■ **Required work**
Give back every line exactly as it appears, pictures excluded.

■ **Data records**
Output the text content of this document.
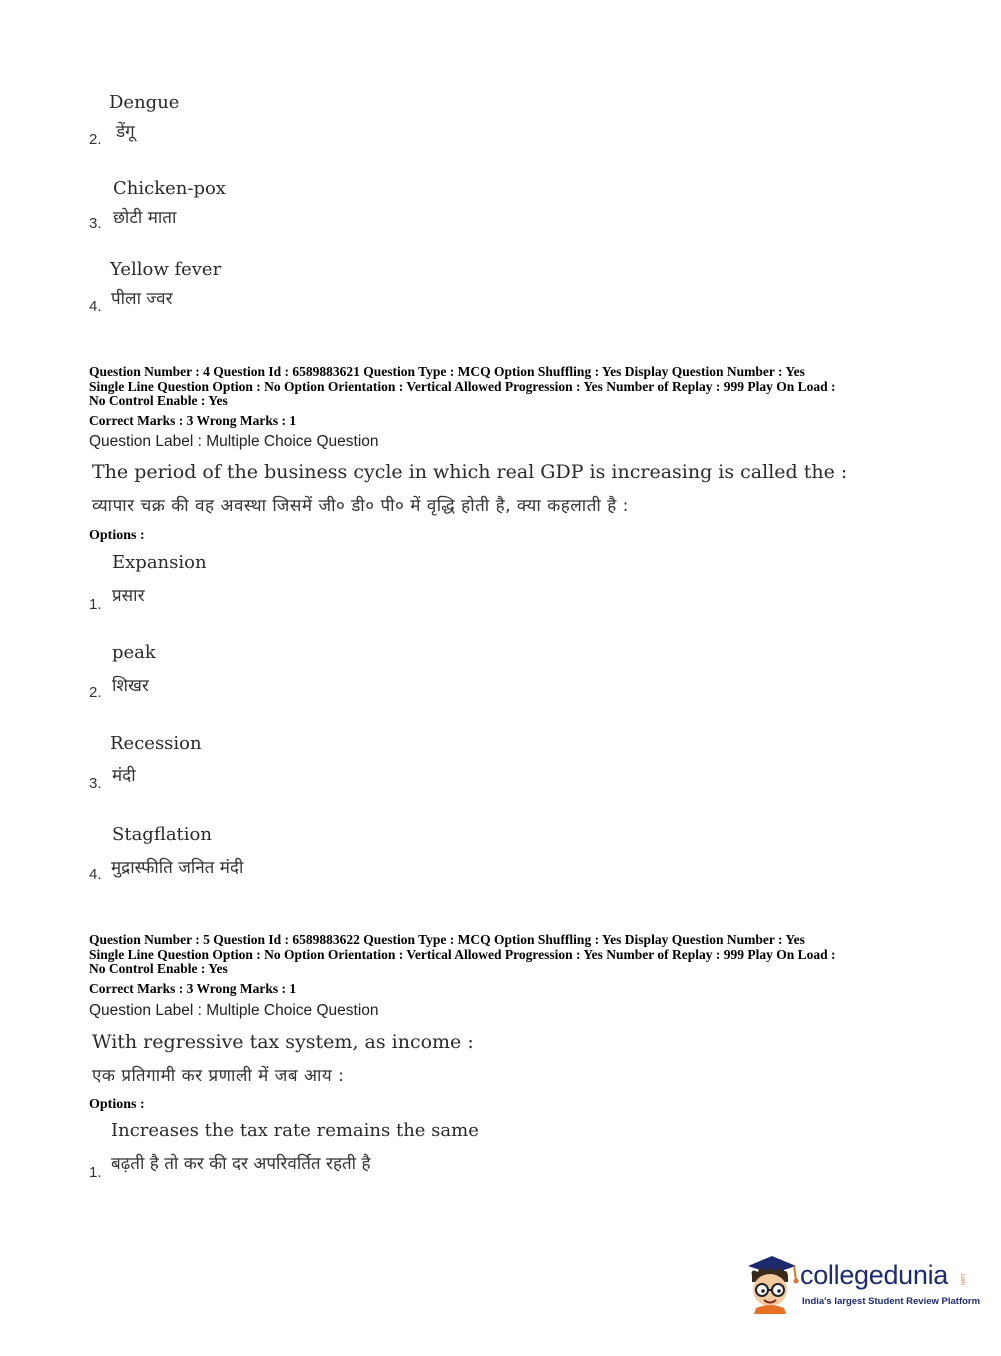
Dengue
डेंगू
2.
Chicken-pox
छोटी माता
3.
Yellow fever
पीला ज्वर
4.
Question Number : 4 Question Id : 6589883621 Question Type : MCQ Option Shuffling : Yes Display Question Number : Yes
Single Line Question Option : No Option Orientation : Vertical Allowed Progression : Yes Number of Replay : 999 Play On Load :
No Control Enable : Yes
Correct Marks : 3 Wrong Marks : 1
Question Label : Multiple Choice Question
The period of the business cycle in which real GDP is increasing is called the :
व्यापार चक्र की वह अवस्था जिसमें जी० डी० पी० में वृद्धि होती है, क्या कहलाती है :
Options :
Expansion
प्रसार
1.
peak
शिखर
2.
Recession
मंदी
3.
Stagflation
मुद्रास्फीति जनित मंदी
4.
Question Number : 5 Question Id : 6589883622 Question Type : MCQ Option Shuffling : Yes Display Question Number : Yes
Single Line Question Option : No Option Orientation : Vertical Allowed Progression : Yes Number of Replay : 999 Play On Load :
No Control Enable : Yes
Correct Marks : 3 Wrong Marks : 1
Question Label : Multiple Choice Question
With regressive tax system, as income :
एक प्रतिगामी कर प्रणाली में जब आय :
Options :
Increases the tax rate remains the same
बढ़ती है तो कर की दर अपरिवर्तित रहती है
1.
collegedunia .com
India's largest Student Review Platform
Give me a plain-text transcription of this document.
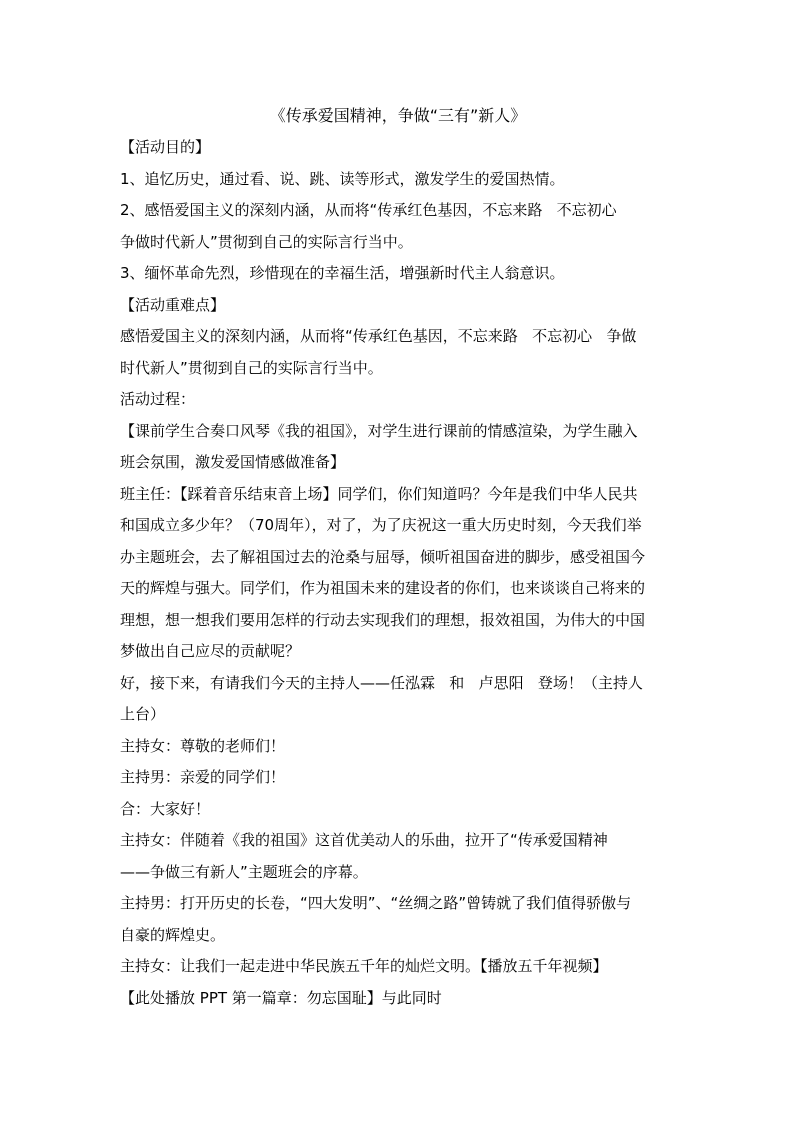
《传承爱国精神，争做“三有”新人》
【活动目的】
1、追忆历史，通过看、说、跳、读等形式，激发学生的爱国热情。
2、感悟爱国主义的深刻内涵，从而将“传承红色基因，不忘来路   不忘初心
争做时代新人”贯彻到自己的实际言行当中。
3、缅怀革命先烈，珍惜现在的幸福生活，增强新时代主人翁意识。
【活动重难点】
感悟爱国主义的深刻内涵，从而将“传承红色基因，不忘来路   不忘初心   争做
时代新人”贯彻到自己的实际言行当中。
活动过程：
【课前学生合奏口风琴《我的祖国》，对学生进行课前的情感渲染，为学生融入
班会氛围，激发爱国情感做准备】
班主任：【踩着音乐结束音上场】同学们，你们知道吗？今年是我们中华人民共
和国成立多少年？（70周年），对了，为了庆祝这一重大历史时刻，今天我们举
办主题班会，去了解祖国过去的沧桑与屈辱，倾听祖国奋进的脚步，感受祖国今
天的辉煌与强大。同学们，作为祖国未来的建设者的你们，也来谈谈自己将来的
理想，想一想我们要用怎样的行动去实现我们的理想，报效祖国，为伟大的中国
梦做出自己应尽的贡献呢？
好，接下来，有请我们今天的主持人——任泓霖   和   卢思阳   登场！（主持人
上台）
主持女：尊敬的老师们！
主持男：亲爱的同学们！
合：大家好！
主持女：伴随着《我的祖国》这首优美动人的乐曲，拉开了“传承爱国精神
——争做三有新人”主题班会的序幕。
主持男：打开历史的长卷，“四大发明”、“丝绸之路”曾铸就了我们值得骄傲与
自豪的辉煌史。
主持女：让我们一起走进中华民族五千年的灿烂文明。【播放五千年视频】
【此处播放 PPT 第一篇章：勿忘国耻】与此同时
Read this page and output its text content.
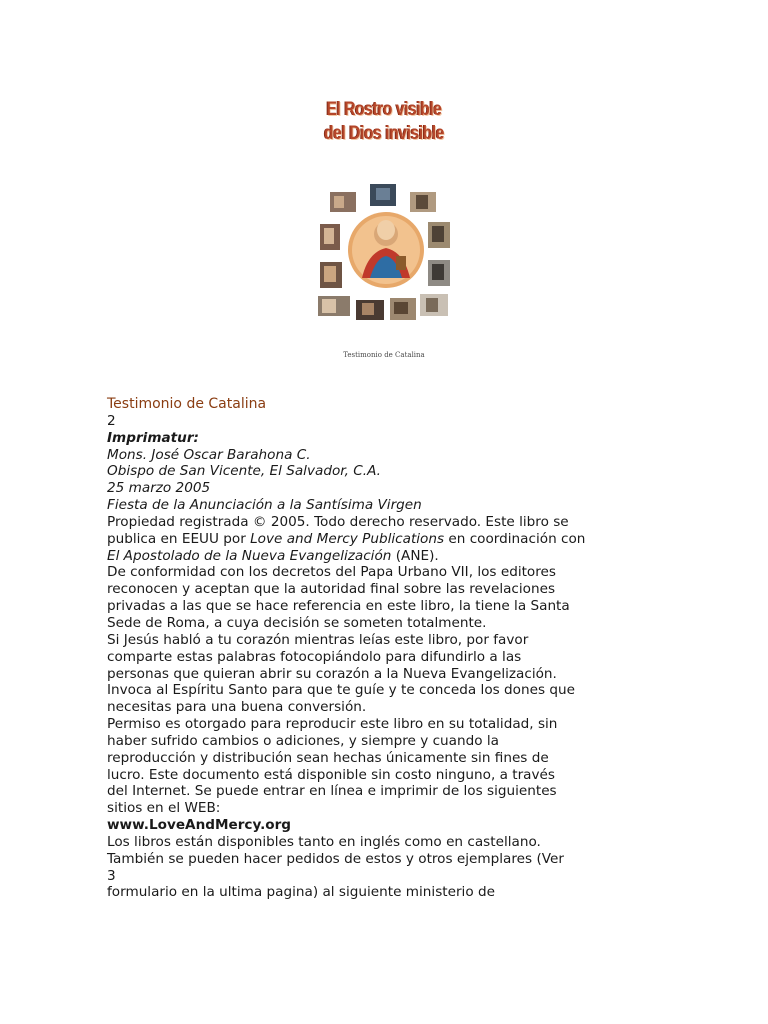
El Rostro visible
del Dios invisible
Testimonio de Catalina

Testimonio de Catalina

2

Imprimatur:

Mons. José Oscar Barahona C.

Obispo de San Vicente, El Salvador, C.A.

25 marzo 2005

Fiesta de la Anunciación a la Santísima Virgen

Propiedad registrada © 2005. Todo derecho reservado. Este libro se

publica en EEUU por Love and Mercy Publications en coordinación con

El Apostolado de la Nueva Evangelización (ANE).

De conformidad con los decretos del Papa Urbano VII, los editores

reconocen y aceptan que la autoridad final sobre las revelaciones

privadas a las que se hace referencia en este libro, la tiene la Santa

Sede de Roma, a cuya decisión se someten totalmente.

Si Jesús habló a tu corazón mientras leías este libro, por favor

comparte estas palabras fotocopiándolo para difundirlo a las

personas que quieran abrir su corazón a la Nueva Evangelización.

Invoca al Espíritu Santo para que te guíe y te conceda los dones que

necesitas para una buena conversión.

Permiso es otorgado para reproducir este libro en su totalidad, sin

haber sufrido cambios o adiciones, y siempre y cuando la

reproducción y distribución sean hechas únicamente sin fines de

lucro. Este documento está disponible sin costo ninguno, a través

del Internet. Se puede entrar en línea e imprimir de los siguientes

sitios en el WEB:

www.LoveAndMercy.org

Los libros están disponibles tanto en inglés como en castellano.

También se pueden hacer pedidos de estos y otros ejemplares (Ver

3

formulario en la ultima pagina) al siguiente ministerio de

■ **Problem solution**
Output the text content of this document.
Dengue
डेंगू
2.
Chicken-pox
छोटी माता
3.
Yellow fever
पीला ज्वर
4.
Question Number : 4 Question Id : 6589883621 Question Type : MCQ Option Shuffling : Yes Display Question Number : Yes
Single Line Question Option : No Option Orientation : Vertical Allowed Progression : Yes Number of Replay : 999 Play On Load :
No Control Enable : Yes
Correct Marks : 3 Wrong Marks : 1
Question Label : Multiple Choice Question
The period of the business cycle in which real GDP is increasing is called the :
व्यापार चक्र की वह अवस्था जिसमें जी० डी० पी० में वृद्धि होती है, क्या कहलाती है :
Options :
Expansion
प्रसार
1.
peak
शिखर
2.
Recession
मंदी
3.
Stagflation
मुद्रास्फीति जनित मंदी
4.
Question Number : 5 Question Id : 6589883622 Question Type : MCQ Option Shuffling : Yes Display Question Number : Yes
Single Line Question Option : No Option Orientation : Vertical Allowed Progression : Yes Number of Replay : 999 Play On Load :
No Control Enable : Yes
Correct Marks : 3 Wrong Marks : 1
Question Label : Multiple Choice Question
With regressive tax system, as income :
एक प्रतिगामी कर प्रणाली में जब आय :
Options :
Increases the tax rate remains the same
बढ़ती है तो कर की दर अपरिवर्तित रहती है
1.
collegedunia .com
India's largest Student Review Platform
Give me a plain-text transcription of this document.
《传承爱国精神，争做“三有”新人》
【活动目的】
1、追忆历史，通过看、说、跳、读等形式，激发学生的爱国热情。
2、感悟爱国主义的深刻内涵，从而将“传承红色基因，不忘来路   不忘初心
争做时代新人”贯彻到自己的实际言行当中。
3、缅怀革命先烈，珍惜现在的幸福生活，增强新时代主人翁意识。
【活动重难点】
感悟爱国主义的深刻内涵，从而将“传承红色基因，不忘来路   不忘初心   争做
时代新人”贯彻到自己的实际言行当中。
活动过程：
【课前学生合奏口风琴《我的祖国》，对学生进行课前的情感渲染，为学生融入
班会氛围，激发爱国情感做准备】
班主任：【踩着音乐结束音上场】同学们，你们知道吗？今年是我们中华人民共
和国成立多少年？（70周年），对了，为了庆祝这一重大历史时刻，今天我们举
办主题班会，去了解祖国过去的沧桑与屈辱，倾听祖国奋进的脚步，感受祖国今
天的辉煌与强大。同学们，作为祖国未来的建设者的你们，也来谈谈自己将来的
理想，想一想我们要用怎样的行动去实现我们的理想，报效祖国，为伟大的中国
梦做出自己应尽的贡献呢？
好，接下来，有请我们今天的主持人——任泓霖   和   卢思阳   登场！（主持人
上台）
主持女：尊敬的老师们！
主持男：亲爱的同学们！
合：大家好！
主持女：伴随着《我的祖国》这首优美动人的乐曲，拉开了“传承爱国精神
——争做三有新人”主题班会的序幕。
主持男：打开历史的长卷，“四大发明”、“丝绸之路”曾铸就了我们值得骄傲与
自豪的辉煌史。
主持女：让我们一起走进中华民族五千年的灿烂文明。【播放五千年视频】
【此处播放 PPT 第一篇章：勿忘国耻】与此同时
Read this page and output its text content.
El Rostro visible
del Dios invisible
Testimonio de Catalina

Testimonio de Catalina

2

Imprimatur:

Mons. José Oscar Barahona C.

Obispo de San Vicente, El Salvador, C.A.

25 marzo 2005

Fiesta de la Anunciación a la Santísima Virgen

Propiedad registrada © 2005. Todo derecho reservado. Este libro se

publica en EEUU por Love and Mercy Publications en coordinación con

El Apostolado de la Nueva Evangelización (ANE).

De conformidad con los decretos del Papa Urbano VII, los editores

reconocen y aceptan que la autoridad final sobre las revelaciones

privadas a las que se hace referencia en este libro, la tiene la Santa

Sede de Roma, a cuya decisión se someten totalmente.

Si Jesús habló a tu corazón mientras leías este libro, por favor

comparte estas palabras fotocopiándolo para difundirlo a las

personas que quieran abrir su corazón a la Nueva Evangelización.

Invoca al Espíritu Santo para que te guíe y te conceda los dones que

necesitas para una buena conversión.

Permiso es otorgado para reproducir este libro en su totalidad, sin

haber sufrido cambios o adiciones, y siempre y cuando la

reproducción y distribución sean hechas únicamente sin fines de

lucro. Este documento está disponible sin costo ninguno, a través

del Internet. Se puede entrar en línea e imprimir de los siguientes

sitios en el WEB:

www.LoveAndMercy.org

Los libros están disponibles tanto en inglés como en castellano.

También se pueden hacer pedidos de estos y otros ejemplares (Ver

3

formulario en la ultima pagina) al siguiente ministerio de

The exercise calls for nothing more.